Collected data
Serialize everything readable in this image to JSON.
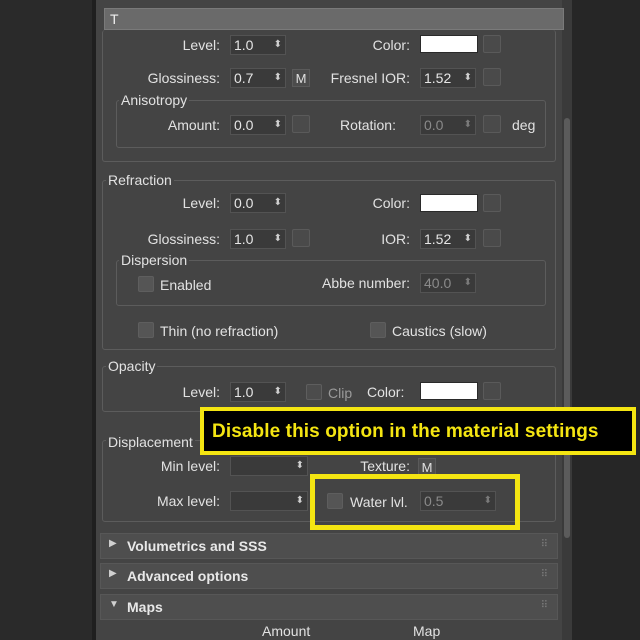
{
  "topbar": {
    "text": "T"
  },
  "reflection": {
    "level_label": "Level:",
    "level_value": "1.0",
    "color_label": "Color:",
    "glossiness_label": "Glossiness:",
    "glossiness_value": "0.7",
    "glossiness_map": "M",
    "fresnel_label": "Fresnel IOR:",
    "fresnel_value": "1.52",
    "anisotropy": {
      "title": "Anisotropy",
      "amount_label": "Amount:",
      "amount_value": "0.0",
      "rotation_label": "Rotation:",
      "rotation_value": "0.0",
      "rotation_unit": "deg"
    }
  },
  "refraction": {
    "title": "Refraction",
    "level_label": "Level:",
    "level_value": "0.0",
    "color_label": "Color:",
    "glossiness_label": "Glossiness:",
    "glossiness_value": "1.0",
    "ior_label": "IOR:",
    "ior_value": "1.52",
    "dispersion": {
      "title": "Dispersion",
      "enabled_label": "Enabled",
      "abbe_label": "Abbe number:",
      "abbe_value": "40.0"
    },
    "thin_label": "Thin (no refraction)",
    "caustics_label": "Caustics (slow)"
  },
  "opacity": {
    "title": "Opacity",
    "level_label": "Level:",
    "level_value": "1.0",
    "clip_label": "Clip",
    "color_label": "Color:"
  },
  "displacement": {
    "title": "Displacement",
    "min_label": "Min level:",
    "texture_label": "Texture:",
    "texture_map": "M",
    "max_label": "Max level:",
    "water_label": "Water lvl.",
    "water_value": "0.5"
  },
  "rollouts": [
    {
      "label": "Volumetrics and SSS",
      "state": "collapsed",
      "arrow": "▶"
    },
    {
      "label": "Advanced options",
      "state": "collapsed",
      "arrow": "▶"
    },
    {
      "label": "Maps",
      "state": "expanded",
      "arrow": "▼"
    }
  ],
  "maps": {
    "amount_header": "Amount",
    "map_header": "Map"
  },
  "callout": {
    "text": "Disable this option in the material settings"
  },
  "spinner_arrow": "⬍",
  "grip": "⠿",
  "colors": {
    "swatch": "#ffffff",
    "callout": "#f4e512",
    "panel": "#444444"
  }
}
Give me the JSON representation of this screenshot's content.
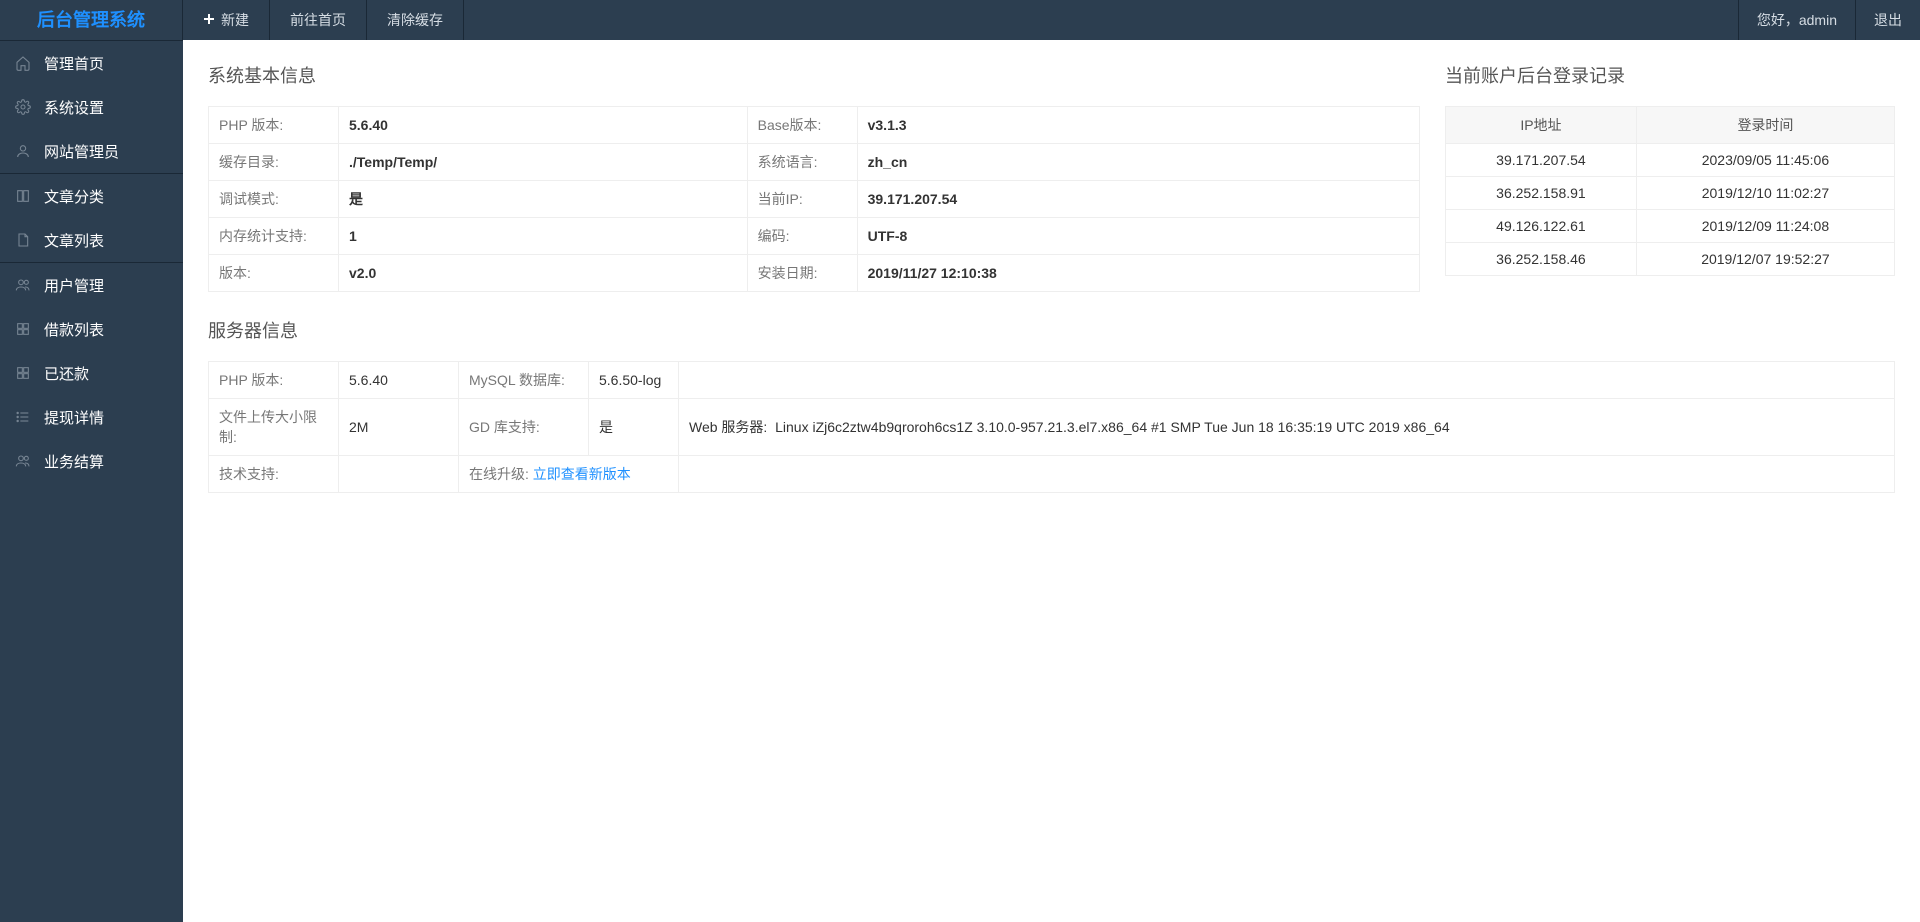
{
  "header": {
    "logo": "后台管理系统",
    "nav": {
      "new": "新建",
      "home": "前往首页",
      "clear": "清除缓存"
    },
    "greeting": "您好，admin",
    "logout": "退出"
  },
  "sidebar": {
    "g1": [
      {
        "id": "dashboard",
        "label": "管理首页",
        "icon": "home"
      },
      {
        "id": "settings",
        "label": "系统设置",
        "icon": "gear"
      },
      {
        "id": "admins",
        "label": "网站管理员",
        "icon": "user"
      }
    ],
    "g2": [
      {
        "id": "categories",
        "label": "文章分类",
        "icon": "book"
      },
      {
        "id": "articles",
        "label": "文章列表",
        "icon": "file"
      }
    ],
    "g3": [
      {
        "id": "users",
        "label": "用户管理",
        "icon": "users"
      },
      {
        "id": "loans",
        "label": "借款列表",
        "icon": "grid"
      },
      {
        "id": "repaid",
        "label": "已还款",
        "icon": "grid"
      },
      {
        "id": "withdraw",
        "label": "提现详情",
        "icon": "list"
      },
      {
        "id": "settle",
        "label": "业务结算",
        "icon": "users"
      }
    ]
  },
  "sections": {
    "sysinfo": "系统基本信息",
    "loginlog": "当前账户后台登录记录",
    "serverinfo": "服务器信息"
  },
  "sysinfo": {
    "rows": [
      {
        "l1": "PHP 版本:",
        "v1": "5.6.40",
        "l2": "Base版本:",
        "v2": "v3.1.3"
      },
      {
        "l1": "缓存目录:",
        "v1": "./Temp/Temp/",
        "l2": "系统语言:",
        "v2": "zh_cn"
      },
      {
        "l1": "调试模式:",
        "v1": "是",
        "l2": "当前IP:",
        "v2": "39.171.207.54"
      },
      {
        "l1": "内存统计支持:",
        "v1": "1",
        "l2": "编码:",
        "v2": "UTF-8"
      },
      {
        "l1": "版本:",
        "v1": "v2.0",
        "l2": "安装日期:",
        "v2": "2019/11/27 12:10:38"
      }
    ]
  },
  "loginlog": {
    "headers": {
      "ip": "IP地址",
      "time": "登录时间"
    },
    "rows": [
      {
        "ip": "39.171.207.54",
        "time": "2023/09/05 11:45:06"
      },
      {
        "ip": "36.252.158.91",
        "time": "2019/12/10 11:02:27"
      },
      {
        "ip": "49.126.122.61",
        "time": "2019/12/09 11:24:08"
      },
      {
        "ip": "36.252.158.46",
        "time": "2019/12/07 19:52:27"
      }
    ]
  },
  "serverinfo": {
    "r1": {
      "l1": "PHP 版本:",
      "v1": "5.6.40",
      "l2": "MySQL 数据库:",
      "v2": "5.6.50-log",
      "l3": "",
      "v3": ""
    },
    "r2": {
      "l1": "文件上传大小限制:",
      "v1": "2M",
      "l2": "GD 库支持:",
      "v2": "是",
      "l3": "Web 服务器:",
      "v3": "Linux iZj6c2ztw4b9qroroh6cs1Z 3.10.0-957.21.3.el7.x86_64 #1 SMP Tue Jun 18 16:35:19 UTC 2019 x86_64"
    },
    "r3": {
      "l1": "技术支持:",
      "v1": "",
      "l2pre": "在线升级: ",
      "l2link": "立即查看新版本",
      "l3": "",
      "v3": ""
    }
  }
}
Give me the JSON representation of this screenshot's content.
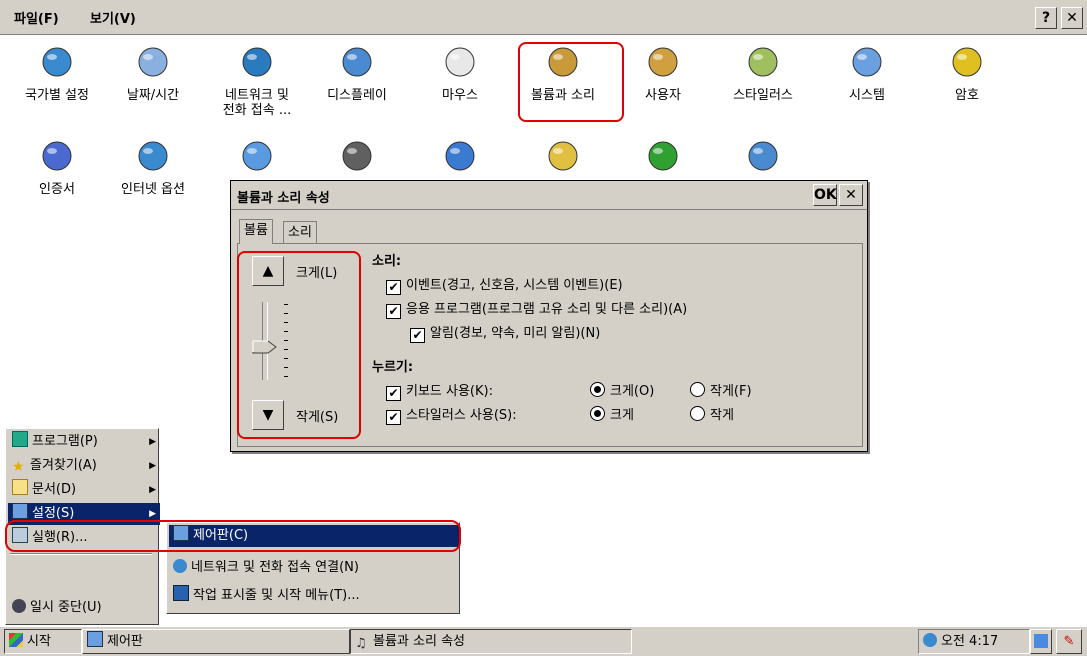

_Requirement_.
Copy all the lines of data exactly as they appear, dropping any images.

_Result below_.
Serialize everything readable in this image to JSON.
{
  "topbar": {
    "text": "T"
  },
  "reflection": {
    "level_label": "Level:",
    "level_value": "1.0",
    "color_label": "Color:",
    "glossiness_label": "Glossiness:",
    "glossiness_value": "0.7",
    "glossiness_map": "M",
    "fresnel_label": "Fresnel IOR:",
    "fresnel_value": "1.52",
    "anisotropy": {
      "title": "Anisotropy",
      "amount_label": "Amount:",
      "amount_value": "0.0",
      "rotation_label": "Rotation:",
      "rotation_value": "0.0",
      "rotation_unit": "deg"
    }
  },
  "refraction": {
    "title": "Refraction",
    "level_label": "Level:",
    "level_value": "0.0",
    "color_label": "Color:",
    "glossiness_label": "Glossiness:",
    "glossiness_value": "1.0",
    "ior_label": "IOR:",
    "ior_value": "1.52",
    "dispersion": {
      "title": "Dispersion",
      "enabled_label": "Enabled",
      "abbe_label": "Abbe number:",
      "abbe_value": "40.0"
    },
    "thin_label": "Thin (no refraction)",
    "caustics_label": "Caustics (slow)"
  },
  "opacity": {
    "title": "Opacity",
    "level_label": "Level:",
    "level_value": "1.0",
    "clip_label": "Clip",
    "color_label": "Color:"
  },
  "displacement": {
    "title": "Displacement",
    "min_label": "Min level:",
    "texture_label": "Texture:",
    "texture_map": "M",
    "max_label": "Max level:",
    "water_label": "Water lvl.",
    "water_value": "0.5"
  },
  "rollouts": [
    {
      "label": "Volumetrics and SSS",
      "state": "collapsed",
      "arrow": "▶"
    },
    {
      "label": "Advanced options",
      "state": "collapsed",
      "arrow": "▶"
    },
    {
      "label": "Maps",
      "state": "expanded",
      "arrow": "▼"
    }
  ],
  "maps": {
    "amount_header": "Amount",
    "map_header": "Map"
  },
  "callout": {
    "text": "Disable this option in the material settings"
  },
  "spinner_arrow": "⬍",
  "grip": "⠿",
  "colors": {
    "swatch": "#ffffff",
    "callout": "#f4e512",
    "panel": "#444444"
  }
}
Give me the JSON representation of this screenshot's content.
{
  "header": {
    "logo": "后台管理系统",
    "nav": {
      "new": "新建",
      "home": "前往首页",
      "clear": "清除缓存"
    },
    "greeting": "您好，admin",
    "logout": "退出"
  },
  "sidebar": {
    "g1": [
      {
        "id": "dashboard",
        "label": "管理首页",
        "icon": "home"
      },
      {
        "id": "settings",
        "label": "系统设置",
        "icon": "gear"
      },
      {
        "id": "admins",
        "label": "网站管理员",
        "icon": "user"
      }
    ],
    "g2": [
      {
        "id": "categories",
        "label": "文章分类",
        "icon": "book"
      },
      {
        "id": "articles",
        "label": "文章列表",
        "icon": "file"
      }
    ],
    "g3": [
      {
        "id": "users",
        "label": "用户管理",
        "icon": "users"
      },
      {
        "id": "loans",
        "label": "借款列表",
        "icon": "grid"
      },
      {
        "id": "repaid",
        "label": "已还款",
        "icon": "grid"
      },
      {
        "id": "withdraw",
        "label": "提现详情",
        "icon": "list"
      },
      {
        "id": "settle",
        "label": "业务结算",
        "icon": "users"
      }
    ]
  },
  "sections": {
    "sysinfo": "系统基本信息",
    "loginlog": "当前账户后台登录记录",
    "serverinfo": "服务器信息"
  },
  "sysinfo": {
    "rows": [
      {
        "l1": "PHP 版本:",
        "v1": "5.6.40",
        "l2": "Base版本:",
        "v2": "v3.1.3"
      },
      {
        "l1": "缓存目录:",
        "v1": "./Temp/Temp/",
        "l2": "系统语言:",
        "v2": "zh_cn"
      },
      {
        "l1": "调试模式:",
        "v1": "是",
        "l2": "当前IP:",
        "v2": "39.171.207.54"
      },
      {
        "l1": "内存统计支持:",
        "v1": "1",
        "l2": "编码:",
        "v2": "UTF-8"
      },
      {
        "l1": "版本:",
        "v1": "v2.0",
        "l2": "安装日期:",
        "v2": "2019/11/27 12:10:38"
      }
    ]
  },
  "loginlog": {
    "headers": {
      "ip": "IP地址",
      "time": "登录时间"
    },
    "rows": [
      {
        "ip": "39.171.207.54",
        "time": "2023/09/05 11:45:06"
      },
      {
        "ip": "36.252.158.91",
        "time": "2019/12/10 11:02:27"
      },
      {
        "ip": "49.126.122.61",
        "time": "2019/12/09 11:24:08"
      },
      {
        "ip": "36.252.158.46",
        "time": "2019/12/07 19:52:27"
      }
    ]
  },
  "serverinfo": {
    "r1": {
      "l1": "PHP 版本:",
      "v1": "5.6.40",
      "l2": "MySQL 数据库:",
      "v2": "5.6.50-log",
      "l3": "",
      "v3": ""
    },
    "r2": {
      "l1": "文件上传大小限制:",
      "v1": "2M",
      "l2": "GD 库支持:",
      "v2": "是",
      "l3": "Web 服务器:",
      "v3": "Linux iZj6c2ztw4b9qroroh6cs1Z 3.10.0-957.21.3.el7.x86_64 #1 SMP Tue Jun 18 16:35:19 UTC 2019 x86_64"
    },
    "r3": {
      "l1": "技术支持:",
      "v1": "",
      "l2pre": "在线升级: ",
      "l2link": "立即查看新版本",
      "l3": "",
      "v3": ""
    }
  }
}
Give me the JSON representation of this screenshot's content.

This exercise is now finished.